::: DATA TO USE

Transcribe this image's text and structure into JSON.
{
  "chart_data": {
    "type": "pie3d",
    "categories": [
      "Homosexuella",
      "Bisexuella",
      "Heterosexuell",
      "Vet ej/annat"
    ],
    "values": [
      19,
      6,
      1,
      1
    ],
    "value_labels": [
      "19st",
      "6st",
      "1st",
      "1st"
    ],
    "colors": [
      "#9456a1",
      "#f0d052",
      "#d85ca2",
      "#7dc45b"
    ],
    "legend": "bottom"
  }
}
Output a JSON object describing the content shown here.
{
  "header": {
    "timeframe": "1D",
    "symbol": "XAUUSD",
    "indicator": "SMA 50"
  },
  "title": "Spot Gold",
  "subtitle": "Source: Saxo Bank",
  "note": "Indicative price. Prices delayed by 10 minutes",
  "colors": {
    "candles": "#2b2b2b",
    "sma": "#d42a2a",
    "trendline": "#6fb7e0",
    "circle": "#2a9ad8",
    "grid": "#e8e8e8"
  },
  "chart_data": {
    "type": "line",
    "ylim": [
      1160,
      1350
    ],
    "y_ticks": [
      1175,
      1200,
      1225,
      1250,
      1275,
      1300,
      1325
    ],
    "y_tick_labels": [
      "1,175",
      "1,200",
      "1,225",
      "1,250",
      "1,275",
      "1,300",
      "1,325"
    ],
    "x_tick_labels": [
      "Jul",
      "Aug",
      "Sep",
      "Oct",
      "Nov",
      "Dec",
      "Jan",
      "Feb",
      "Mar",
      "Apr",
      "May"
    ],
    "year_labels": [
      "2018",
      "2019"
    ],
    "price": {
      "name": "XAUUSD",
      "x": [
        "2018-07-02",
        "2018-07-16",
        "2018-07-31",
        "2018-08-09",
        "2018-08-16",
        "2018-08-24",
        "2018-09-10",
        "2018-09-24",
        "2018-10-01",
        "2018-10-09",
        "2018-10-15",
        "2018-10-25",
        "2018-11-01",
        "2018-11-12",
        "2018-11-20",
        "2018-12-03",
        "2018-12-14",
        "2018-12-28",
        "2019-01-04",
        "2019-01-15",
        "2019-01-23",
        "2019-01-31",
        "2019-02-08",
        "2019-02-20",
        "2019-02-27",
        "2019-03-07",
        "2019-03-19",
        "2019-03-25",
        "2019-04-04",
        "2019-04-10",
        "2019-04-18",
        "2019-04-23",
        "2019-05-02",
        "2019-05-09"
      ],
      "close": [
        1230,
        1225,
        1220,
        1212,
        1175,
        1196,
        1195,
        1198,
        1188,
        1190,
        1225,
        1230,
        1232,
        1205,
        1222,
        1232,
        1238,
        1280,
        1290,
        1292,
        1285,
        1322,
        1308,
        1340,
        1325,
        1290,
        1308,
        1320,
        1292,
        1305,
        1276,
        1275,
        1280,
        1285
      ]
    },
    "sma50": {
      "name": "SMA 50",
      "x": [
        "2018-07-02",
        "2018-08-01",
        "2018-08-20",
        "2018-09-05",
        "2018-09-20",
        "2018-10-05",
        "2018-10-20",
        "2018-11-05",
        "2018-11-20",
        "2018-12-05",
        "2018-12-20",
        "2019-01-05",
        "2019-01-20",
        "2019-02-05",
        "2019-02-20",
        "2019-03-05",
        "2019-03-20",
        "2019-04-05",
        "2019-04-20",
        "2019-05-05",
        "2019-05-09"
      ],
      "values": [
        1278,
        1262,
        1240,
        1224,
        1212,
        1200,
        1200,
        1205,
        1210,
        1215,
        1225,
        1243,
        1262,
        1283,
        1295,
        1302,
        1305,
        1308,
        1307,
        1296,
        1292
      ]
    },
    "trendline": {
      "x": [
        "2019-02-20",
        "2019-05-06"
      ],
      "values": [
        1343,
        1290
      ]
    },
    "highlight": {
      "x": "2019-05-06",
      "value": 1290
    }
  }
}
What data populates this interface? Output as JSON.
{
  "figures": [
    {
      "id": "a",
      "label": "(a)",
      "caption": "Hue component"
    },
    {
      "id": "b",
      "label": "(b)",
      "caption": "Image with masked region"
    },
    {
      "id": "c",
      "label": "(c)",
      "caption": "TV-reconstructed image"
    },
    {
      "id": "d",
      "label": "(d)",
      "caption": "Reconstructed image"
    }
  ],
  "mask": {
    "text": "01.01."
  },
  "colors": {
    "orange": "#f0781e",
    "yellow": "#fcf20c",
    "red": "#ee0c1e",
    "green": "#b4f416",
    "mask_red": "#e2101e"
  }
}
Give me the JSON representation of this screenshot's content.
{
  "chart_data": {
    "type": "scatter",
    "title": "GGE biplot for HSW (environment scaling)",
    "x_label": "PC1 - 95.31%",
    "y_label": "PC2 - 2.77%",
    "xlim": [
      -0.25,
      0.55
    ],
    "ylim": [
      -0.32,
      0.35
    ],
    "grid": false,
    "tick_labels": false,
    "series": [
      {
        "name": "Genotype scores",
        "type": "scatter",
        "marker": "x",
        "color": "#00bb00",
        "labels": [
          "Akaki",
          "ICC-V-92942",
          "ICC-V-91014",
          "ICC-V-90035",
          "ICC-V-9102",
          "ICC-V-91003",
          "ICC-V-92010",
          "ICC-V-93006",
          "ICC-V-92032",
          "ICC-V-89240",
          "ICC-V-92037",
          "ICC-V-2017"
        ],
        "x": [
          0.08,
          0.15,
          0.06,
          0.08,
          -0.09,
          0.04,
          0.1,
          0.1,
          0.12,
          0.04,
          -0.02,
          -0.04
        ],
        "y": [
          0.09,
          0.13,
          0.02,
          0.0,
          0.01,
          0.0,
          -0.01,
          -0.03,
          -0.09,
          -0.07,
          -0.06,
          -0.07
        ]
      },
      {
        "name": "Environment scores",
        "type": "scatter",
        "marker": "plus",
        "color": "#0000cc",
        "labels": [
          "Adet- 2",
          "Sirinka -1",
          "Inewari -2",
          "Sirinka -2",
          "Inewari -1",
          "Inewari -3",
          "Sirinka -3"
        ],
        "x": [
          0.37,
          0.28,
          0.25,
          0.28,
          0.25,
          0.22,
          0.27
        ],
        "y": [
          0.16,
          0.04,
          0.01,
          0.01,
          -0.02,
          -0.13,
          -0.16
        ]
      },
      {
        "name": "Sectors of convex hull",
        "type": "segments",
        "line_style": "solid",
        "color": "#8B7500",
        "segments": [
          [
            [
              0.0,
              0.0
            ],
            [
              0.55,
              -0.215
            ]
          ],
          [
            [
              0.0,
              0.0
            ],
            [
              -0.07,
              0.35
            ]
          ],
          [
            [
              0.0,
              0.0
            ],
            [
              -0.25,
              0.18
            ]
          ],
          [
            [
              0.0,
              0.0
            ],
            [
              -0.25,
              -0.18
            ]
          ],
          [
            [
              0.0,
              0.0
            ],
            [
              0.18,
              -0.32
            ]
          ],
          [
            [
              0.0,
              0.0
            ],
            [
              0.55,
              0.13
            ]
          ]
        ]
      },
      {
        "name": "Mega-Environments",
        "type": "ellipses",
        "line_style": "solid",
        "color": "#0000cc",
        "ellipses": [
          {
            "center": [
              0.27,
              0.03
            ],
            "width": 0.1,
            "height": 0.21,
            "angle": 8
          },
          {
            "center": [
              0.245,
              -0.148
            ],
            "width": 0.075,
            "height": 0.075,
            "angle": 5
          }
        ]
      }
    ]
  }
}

::::::

◆ WHAT THIS TASK INVOLVES:
Scan the material above. Extract every line in which the word "caption" occurs.

◆ SOLUTION TO THE EXERCISE:
      "caption": "Hue component"
      "caption": "Image with masked region"
      "caption": "TV-reconstructed image"
      "caption": "Reconstructed image"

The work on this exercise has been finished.